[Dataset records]
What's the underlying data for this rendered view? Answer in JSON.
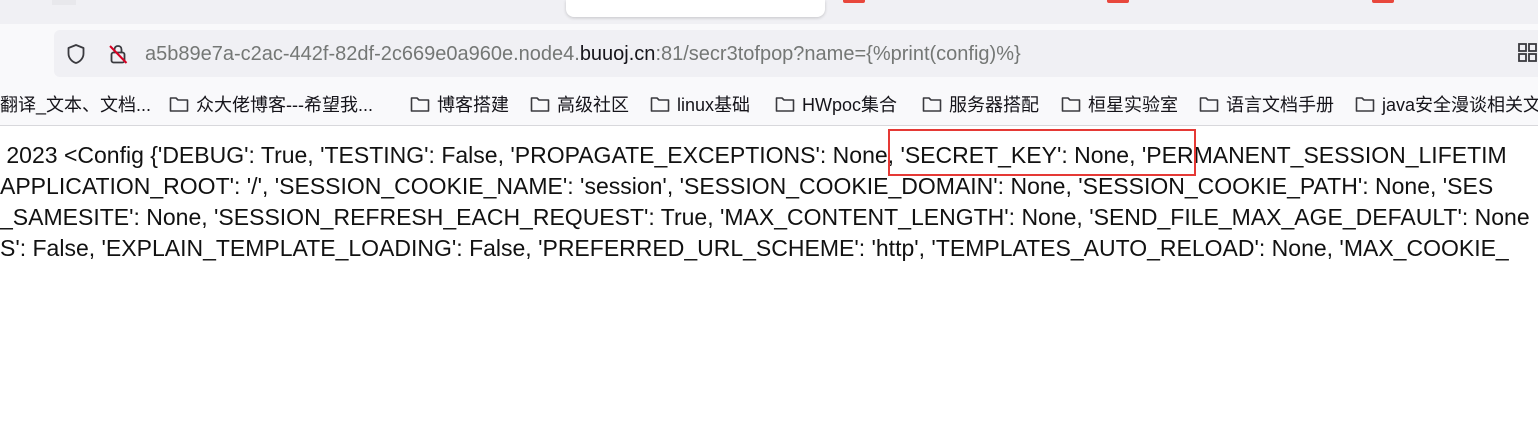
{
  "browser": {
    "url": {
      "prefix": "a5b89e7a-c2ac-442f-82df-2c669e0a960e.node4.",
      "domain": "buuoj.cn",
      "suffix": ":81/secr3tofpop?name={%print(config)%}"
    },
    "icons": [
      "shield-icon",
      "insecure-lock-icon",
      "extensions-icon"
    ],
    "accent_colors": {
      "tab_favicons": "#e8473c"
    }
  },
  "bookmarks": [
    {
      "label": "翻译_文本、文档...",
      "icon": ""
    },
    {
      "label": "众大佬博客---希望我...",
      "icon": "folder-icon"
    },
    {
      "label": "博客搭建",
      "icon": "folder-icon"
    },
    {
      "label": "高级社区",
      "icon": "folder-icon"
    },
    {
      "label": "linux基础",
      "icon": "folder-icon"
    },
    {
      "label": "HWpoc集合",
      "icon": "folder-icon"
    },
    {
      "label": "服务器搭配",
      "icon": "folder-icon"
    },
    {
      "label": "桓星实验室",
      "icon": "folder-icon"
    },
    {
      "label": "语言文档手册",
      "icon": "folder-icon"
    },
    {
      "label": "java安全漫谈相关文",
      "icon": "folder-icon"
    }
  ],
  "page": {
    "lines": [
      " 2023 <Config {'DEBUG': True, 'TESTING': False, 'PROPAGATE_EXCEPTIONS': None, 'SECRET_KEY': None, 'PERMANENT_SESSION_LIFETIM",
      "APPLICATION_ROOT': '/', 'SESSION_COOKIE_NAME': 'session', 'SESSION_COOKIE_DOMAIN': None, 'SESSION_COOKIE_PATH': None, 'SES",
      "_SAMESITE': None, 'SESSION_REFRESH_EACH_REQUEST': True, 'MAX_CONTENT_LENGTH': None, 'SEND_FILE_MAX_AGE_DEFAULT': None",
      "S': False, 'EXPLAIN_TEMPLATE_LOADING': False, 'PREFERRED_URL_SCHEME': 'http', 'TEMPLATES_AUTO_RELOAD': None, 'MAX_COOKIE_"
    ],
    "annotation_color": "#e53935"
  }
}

* PROBLEM
Leave out the pictures and copy every record above exactly.

* CORRECT OUTPUT
What's the underlying data for this rendered view? Answer in JSON.
{
  "browser": {
    "url": {
      "prefix": "a5b89e7a-c2ac-442f-82df-2c669e0a960e.node4.",
      "domain": "buuoj.cn",
      "suffix": ":81/secr3tofpop?name={%print(config)%}"
    },
    "icons": [
      "shield-icon",
      "insecure-lock-icon",
      "extensions-icon"
    ],
    "accent_colors": {
      "tab_favicons": "#e8473c"
    }
  },
  "bookmarks": [
    {
      "label": "翻译_文本、文档...",
      "icon": ""
    },
    {
      "label": "众大佬博客---希望我...",
      "icon": "folder-icon"
    },
    {
      "label": "博客搭建",
      "icon": "folder-icon"
    },
    {
      "label": "高级社区",
      "icon": "folder-icon"
    },
    {
      "label": "linux基础",
      "icon": "folder-icon"
    },
    {
      "label": "HWpoc集合",
      "icon": "folder-icon"
    },
    {
      "label": "服务器搭配",
      "icon": "folder-icon"
    },
    {
      "label": "桓星实验室",
      "icon": "folder-icon"
    },
    {
      "label": "语言文档手册",
      "icon": "folder-icon"
    },
    {
      "label": "java安全漫谈相关文",
      "icon": "folder-icon"
    }
  ],
  "page": {
    "lines": [
      " 2023 <Config {'DEBUG': True, 'TESTING': False, 'PROPAGATE_EXCEPTIONS': None, 'SECRET_KEY': None, 'PERMANENT_SESSION_LIFETIM",
      "APPLICATION_ROOT': '/', 'SESSION_COOKIE_NAME': 'session', 'SESSION_COOKIE_DOMAIN': None, 'SESSION_COOKIE_PATH': None, 'SES",
      "_SAMESITE': None, 'SESSION_REFRESH_EACH_REQUEST': True, 'MAX_CONTENT_LENGTH': None, 'SEND_FILE_MAX_AGE_DEFAULT': None",
      "S': False, 'EXPLAIN_TEMPLATE_LOADING': False, 'PREFERRED_URL_SCHEME': 'http', 'TEMPLATES_AUTO_RELOAD': None, 'MAX_COOKIE_"
    ],
    "annotation_color": "#e53935"
  }
}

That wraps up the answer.